- [YOUR OBJECTIVE]:
Only lines with the string "溶液中滴加酸性" matter here; gather them from the material below.

Dataset items

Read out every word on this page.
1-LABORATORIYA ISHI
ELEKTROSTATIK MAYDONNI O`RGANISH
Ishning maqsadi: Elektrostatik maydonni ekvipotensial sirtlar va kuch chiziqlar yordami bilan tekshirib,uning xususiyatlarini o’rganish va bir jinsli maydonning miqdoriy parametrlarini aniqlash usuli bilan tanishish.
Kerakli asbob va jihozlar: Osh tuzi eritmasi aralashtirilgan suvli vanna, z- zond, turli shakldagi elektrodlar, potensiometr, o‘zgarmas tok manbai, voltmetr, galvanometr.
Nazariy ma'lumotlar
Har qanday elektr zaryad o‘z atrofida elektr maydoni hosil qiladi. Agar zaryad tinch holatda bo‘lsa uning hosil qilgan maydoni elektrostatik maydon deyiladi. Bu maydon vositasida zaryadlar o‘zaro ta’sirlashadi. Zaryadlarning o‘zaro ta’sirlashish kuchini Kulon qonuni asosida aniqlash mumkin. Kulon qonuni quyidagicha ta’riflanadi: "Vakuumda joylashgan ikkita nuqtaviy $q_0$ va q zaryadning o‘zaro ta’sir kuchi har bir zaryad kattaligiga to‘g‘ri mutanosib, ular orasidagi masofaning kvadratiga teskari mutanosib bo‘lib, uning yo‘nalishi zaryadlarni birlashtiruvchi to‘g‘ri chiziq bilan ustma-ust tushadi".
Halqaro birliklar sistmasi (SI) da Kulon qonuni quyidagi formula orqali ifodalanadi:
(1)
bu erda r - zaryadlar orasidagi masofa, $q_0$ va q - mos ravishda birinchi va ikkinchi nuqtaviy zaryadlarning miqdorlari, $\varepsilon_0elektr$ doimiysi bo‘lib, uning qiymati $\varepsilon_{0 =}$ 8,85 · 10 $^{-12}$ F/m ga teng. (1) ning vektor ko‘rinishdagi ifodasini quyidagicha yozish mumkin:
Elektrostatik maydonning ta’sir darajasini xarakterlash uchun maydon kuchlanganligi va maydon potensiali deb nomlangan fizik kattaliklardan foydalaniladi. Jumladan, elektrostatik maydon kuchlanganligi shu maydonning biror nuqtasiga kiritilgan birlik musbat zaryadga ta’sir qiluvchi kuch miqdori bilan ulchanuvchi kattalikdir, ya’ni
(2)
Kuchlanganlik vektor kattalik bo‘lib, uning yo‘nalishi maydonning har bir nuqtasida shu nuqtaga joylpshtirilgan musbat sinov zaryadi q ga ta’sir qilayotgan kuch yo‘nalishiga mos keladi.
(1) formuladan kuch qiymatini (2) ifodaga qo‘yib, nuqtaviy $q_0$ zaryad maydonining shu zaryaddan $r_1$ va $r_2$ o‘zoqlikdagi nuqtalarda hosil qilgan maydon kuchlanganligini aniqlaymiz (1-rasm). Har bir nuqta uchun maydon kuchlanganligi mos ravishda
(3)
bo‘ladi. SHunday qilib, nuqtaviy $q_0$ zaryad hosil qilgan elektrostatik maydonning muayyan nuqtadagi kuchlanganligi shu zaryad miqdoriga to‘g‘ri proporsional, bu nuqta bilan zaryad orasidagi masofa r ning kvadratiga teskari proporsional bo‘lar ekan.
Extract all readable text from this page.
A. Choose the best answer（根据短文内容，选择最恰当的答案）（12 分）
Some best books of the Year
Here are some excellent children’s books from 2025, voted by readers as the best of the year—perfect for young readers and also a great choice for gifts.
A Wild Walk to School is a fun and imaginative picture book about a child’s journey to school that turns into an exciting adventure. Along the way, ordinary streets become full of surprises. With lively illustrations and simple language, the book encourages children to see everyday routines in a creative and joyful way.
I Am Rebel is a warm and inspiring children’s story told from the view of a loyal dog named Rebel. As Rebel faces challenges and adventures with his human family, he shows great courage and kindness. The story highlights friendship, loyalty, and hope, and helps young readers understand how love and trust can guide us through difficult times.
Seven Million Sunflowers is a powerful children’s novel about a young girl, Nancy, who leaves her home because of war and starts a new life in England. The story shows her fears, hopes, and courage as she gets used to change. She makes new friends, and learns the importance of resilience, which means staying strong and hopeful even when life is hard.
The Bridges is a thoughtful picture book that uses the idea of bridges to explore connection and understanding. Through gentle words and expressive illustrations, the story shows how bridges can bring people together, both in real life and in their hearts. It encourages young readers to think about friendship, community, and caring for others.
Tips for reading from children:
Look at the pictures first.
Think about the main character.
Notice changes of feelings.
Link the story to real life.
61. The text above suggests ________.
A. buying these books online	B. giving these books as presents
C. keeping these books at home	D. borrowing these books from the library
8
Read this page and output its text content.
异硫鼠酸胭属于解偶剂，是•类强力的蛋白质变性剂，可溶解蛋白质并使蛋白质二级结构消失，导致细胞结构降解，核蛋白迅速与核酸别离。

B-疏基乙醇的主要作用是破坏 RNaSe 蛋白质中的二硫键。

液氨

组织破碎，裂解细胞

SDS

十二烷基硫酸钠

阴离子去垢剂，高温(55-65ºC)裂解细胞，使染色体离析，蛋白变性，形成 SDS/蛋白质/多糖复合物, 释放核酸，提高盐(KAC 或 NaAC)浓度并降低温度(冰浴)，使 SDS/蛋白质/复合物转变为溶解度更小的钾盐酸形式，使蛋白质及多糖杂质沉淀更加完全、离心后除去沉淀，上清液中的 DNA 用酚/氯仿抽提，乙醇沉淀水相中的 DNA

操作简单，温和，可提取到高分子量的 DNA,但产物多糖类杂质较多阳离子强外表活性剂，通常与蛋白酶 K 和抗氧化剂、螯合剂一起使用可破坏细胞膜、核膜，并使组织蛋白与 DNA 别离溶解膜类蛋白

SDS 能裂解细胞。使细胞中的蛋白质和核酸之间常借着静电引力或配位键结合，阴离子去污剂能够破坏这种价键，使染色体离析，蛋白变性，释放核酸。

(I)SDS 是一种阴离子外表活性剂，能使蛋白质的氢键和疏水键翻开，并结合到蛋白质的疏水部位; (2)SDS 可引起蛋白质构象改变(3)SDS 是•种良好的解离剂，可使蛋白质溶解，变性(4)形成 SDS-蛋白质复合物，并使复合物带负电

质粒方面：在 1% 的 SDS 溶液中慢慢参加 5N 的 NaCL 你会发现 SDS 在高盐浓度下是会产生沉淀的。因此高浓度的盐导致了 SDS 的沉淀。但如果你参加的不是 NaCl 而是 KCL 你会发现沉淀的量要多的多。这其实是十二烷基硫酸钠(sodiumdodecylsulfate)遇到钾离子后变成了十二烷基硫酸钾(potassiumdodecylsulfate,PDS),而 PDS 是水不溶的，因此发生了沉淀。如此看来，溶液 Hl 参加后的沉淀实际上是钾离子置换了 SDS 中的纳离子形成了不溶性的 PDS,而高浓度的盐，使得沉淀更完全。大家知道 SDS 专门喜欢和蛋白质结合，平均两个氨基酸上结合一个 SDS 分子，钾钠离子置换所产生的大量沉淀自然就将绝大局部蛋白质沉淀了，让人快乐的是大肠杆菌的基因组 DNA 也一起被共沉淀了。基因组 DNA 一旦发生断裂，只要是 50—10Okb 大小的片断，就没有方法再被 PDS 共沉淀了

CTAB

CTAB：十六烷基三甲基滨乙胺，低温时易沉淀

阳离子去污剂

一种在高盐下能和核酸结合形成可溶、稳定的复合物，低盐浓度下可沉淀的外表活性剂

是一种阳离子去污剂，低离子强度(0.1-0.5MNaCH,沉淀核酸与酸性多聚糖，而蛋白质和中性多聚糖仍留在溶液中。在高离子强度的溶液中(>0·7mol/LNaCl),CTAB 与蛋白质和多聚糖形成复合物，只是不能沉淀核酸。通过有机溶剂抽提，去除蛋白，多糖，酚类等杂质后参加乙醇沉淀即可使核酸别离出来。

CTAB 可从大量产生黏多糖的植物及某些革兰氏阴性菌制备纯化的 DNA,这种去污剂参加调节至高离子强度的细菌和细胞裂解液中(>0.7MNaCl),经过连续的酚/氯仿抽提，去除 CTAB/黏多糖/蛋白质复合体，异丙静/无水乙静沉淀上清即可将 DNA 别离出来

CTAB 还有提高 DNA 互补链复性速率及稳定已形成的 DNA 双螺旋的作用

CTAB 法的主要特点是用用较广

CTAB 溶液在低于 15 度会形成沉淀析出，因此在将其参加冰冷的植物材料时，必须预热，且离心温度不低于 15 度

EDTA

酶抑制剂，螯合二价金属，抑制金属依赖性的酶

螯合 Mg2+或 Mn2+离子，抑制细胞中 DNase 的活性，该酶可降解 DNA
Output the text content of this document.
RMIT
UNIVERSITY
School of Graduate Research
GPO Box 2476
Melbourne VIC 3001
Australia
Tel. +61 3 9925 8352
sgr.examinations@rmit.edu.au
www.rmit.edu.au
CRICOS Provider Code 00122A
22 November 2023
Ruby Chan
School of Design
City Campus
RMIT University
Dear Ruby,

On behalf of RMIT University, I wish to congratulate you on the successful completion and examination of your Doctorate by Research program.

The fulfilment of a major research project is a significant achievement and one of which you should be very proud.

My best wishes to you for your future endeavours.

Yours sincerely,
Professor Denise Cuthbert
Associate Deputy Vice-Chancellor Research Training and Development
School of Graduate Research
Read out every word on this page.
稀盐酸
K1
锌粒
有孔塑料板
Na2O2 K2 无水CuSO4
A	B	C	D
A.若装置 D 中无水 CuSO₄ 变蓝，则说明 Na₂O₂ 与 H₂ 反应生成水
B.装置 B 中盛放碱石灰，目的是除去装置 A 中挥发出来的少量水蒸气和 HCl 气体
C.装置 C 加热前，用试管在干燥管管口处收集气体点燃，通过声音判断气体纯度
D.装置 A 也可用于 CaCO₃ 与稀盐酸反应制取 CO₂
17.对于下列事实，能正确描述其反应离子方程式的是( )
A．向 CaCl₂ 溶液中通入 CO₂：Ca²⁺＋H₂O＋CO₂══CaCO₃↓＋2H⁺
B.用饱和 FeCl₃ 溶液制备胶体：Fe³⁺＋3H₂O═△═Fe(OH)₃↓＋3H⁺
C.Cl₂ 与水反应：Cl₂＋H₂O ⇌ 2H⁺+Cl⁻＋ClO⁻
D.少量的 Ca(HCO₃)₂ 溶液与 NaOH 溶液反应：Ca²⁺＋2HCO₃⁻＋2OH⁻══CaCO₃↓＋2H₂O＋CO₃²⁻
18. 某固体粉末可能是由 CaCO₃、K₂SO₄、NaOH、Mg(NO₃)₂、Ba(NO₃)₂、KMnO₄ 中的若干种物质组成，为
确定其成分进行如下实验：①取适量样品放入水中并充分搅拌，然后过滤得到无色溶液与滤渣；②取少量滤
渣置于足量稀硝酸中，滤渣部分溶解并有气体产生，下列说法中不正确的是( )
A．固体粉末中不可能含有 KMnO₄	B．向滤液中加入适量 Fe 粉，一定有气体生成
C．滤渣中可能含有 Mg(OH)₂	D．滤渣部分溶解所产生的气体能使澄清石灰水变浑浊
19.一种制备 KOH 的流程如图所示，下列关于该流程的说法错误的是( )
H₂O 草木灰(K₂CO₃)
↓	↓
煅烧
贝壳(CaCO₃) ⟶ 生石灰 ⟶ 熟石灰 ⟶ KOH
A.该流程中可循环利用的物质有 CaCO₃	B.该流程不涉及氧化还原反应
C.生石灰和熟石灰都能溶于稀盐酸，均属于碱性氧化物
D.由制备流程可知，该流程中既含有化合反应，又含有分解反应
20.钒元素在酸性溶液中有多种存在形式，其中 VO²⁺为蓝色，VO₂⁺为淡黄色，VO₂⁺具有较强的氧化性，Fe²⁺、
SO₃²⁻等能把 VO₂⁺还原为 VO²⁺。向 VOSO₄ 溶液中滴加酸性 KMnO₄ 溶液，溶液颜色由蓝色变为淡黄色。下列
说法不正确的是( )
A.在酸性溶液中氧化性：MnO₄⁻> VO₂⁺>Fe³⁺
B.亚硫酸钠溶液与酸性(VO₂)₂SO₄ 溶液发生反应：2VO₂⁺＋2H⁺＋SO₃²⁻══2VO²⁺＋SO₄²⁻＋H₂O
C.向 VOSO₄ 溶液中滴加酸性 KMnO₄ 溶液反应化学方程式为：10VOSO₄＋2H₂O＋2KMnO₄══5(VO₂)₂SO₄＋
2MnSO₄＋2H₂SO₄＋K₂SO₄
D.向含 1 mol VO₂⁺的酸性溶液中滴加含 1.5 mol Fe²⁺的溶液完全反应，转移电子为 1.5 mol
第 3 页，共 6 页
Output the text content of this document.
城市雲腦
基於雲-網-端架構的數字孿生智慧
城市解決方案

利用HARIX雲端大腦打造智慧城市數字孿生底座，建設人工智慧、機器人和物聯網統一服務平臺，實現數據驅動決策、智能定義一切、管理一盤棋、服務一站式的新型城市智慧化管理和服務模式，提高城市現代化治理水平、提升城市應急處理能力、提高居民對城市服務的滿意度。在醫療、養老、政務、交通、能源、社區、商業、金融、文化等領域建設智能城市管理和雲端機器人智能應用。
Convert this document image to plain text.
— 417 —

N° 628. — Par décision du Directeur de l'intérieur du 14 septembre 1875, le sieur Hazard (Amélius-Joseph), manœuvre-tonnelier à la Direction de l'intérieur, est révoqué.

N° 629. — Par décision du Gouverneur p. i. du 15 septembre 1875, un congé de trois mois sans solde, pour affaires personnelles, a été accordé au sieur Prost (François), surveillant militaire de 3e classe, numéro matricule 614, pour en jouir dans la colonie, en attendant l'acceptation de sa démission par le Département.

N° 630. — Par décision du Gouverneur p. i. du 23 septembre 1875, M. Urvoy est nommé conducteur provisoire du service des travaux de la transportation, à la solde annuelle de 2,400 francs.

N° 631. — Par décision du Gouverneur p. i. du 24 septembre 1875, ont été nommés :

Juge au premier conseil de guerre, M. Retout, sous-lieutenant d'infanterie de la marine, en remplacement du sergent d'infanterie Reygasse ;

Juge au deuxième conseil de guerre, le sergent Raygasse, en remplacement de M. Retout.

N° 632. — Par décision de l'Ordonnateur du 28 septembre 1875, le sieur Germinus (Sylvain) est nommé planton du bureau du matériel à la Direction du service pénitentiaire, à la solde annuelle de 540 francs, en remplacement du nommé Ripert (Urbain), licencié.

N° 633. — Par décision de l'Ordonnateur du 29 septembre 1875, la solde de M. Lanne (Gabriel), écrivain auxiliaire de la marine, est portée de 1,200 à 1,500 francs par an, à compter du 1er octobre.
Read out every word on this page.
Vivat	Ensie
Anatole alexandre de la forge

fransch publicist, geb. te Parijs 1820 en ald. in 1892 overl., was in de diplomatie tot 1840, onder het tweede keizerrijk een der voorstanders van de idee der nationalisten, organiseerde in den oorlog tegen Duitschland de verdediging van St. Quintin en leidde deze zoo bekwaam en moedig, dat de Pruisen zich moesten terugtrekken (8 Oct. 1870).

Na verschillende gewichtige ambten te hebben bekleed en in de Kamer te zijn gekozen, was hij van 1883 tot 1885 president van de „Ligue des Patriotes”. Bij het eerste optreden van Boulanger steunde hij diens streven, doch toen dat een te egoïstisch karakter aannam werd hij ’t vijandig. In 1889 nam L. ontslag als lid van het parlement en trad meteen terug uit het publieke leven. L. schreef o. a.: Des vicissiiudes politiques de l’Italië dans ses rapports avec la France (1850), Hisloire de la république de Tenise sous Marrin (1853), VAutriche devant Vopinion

- [FULL SOLUTION]:
SO₃²⁻等能把 VO₂⁺还原为 VO²⁺。向 VOSO₄ 溶液中滴加酸性 KMnO₄ 溶液，溶液颜色由蓝色变为淡黄色。下列
C.向 VOSO₄ 溶液中滴加酸性 KMnO₄ 溶液反应化学方程式为：10VOSO₄＋2H₂O＋2KMnO₄══5(VO₂)₂SO₄＋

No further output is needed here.